Your goal: Transcribe each entry below exactly. Pictures do not go in the copy.

Data tied to figure images:
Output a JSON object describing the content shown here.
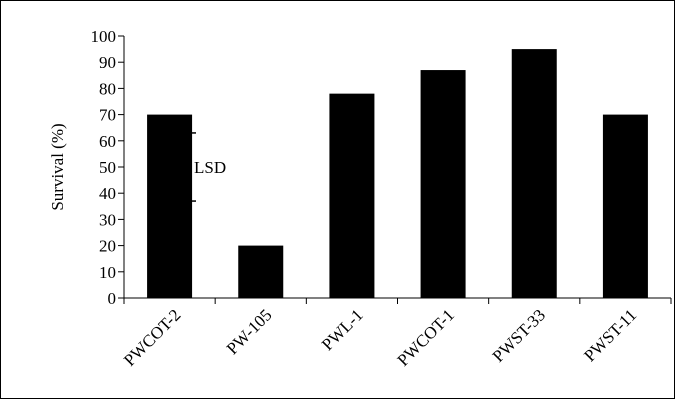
{
  "chart_data": {
    "type": "bar",
    "categories": [
      "PWCOT-2",
      "PW-105",
      "PWL-1",
      "PWCOT-1",
      "PWST-33",
      "PWST-11"
    ],
    "values": [
      70,
      20,
      78,
      87,
      95,
      70
    ],
    "ylabel": "Survival (%)",
    "xlabel": "",
    "ylim": [
      0,
      100
    ],
    "yticks": [
      0,
      10,
      20,
      30,
      40,
      50,
      60,
      70,
      80,
      90,
      100
    ],
    "grid": false,
    "bar_color": "#000000",
    "error_bar": {
      "label": "LSD",
      "low": 37,
      "high": 63,
      "position_category": "PWCOT-2"
    }
  }
}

Exercise result:
Output a JSON object describing the content shown here.
{
  "chart_data": {
    "type": "bar",
    "categories": [
      "PWCOT-2",
      "PW-105",
      "PWL-1",
      "PWCOT-1",
      "PWST-33",
      "PWST-11"
    ],
    "values": [
      70,
      20,
      78,
      87,
      95,
      70
    ],
    "ylabel": "Survival (%)",
    "xlabel": "",
    "ylim": [
      0,
      100
    ],
    "yticks": [
      0,
      10,
      20,
      30,
      40,
      50,
      60,
      70,
      80,
      90,
      100
    ],
    "grid": false,
    "bar_color": "#000000",
    "error_bar": {
      "label": "LSD",
      "low": 37,
      "high": 63,
      "position_category": "PWCOT-2"
    }
  }
}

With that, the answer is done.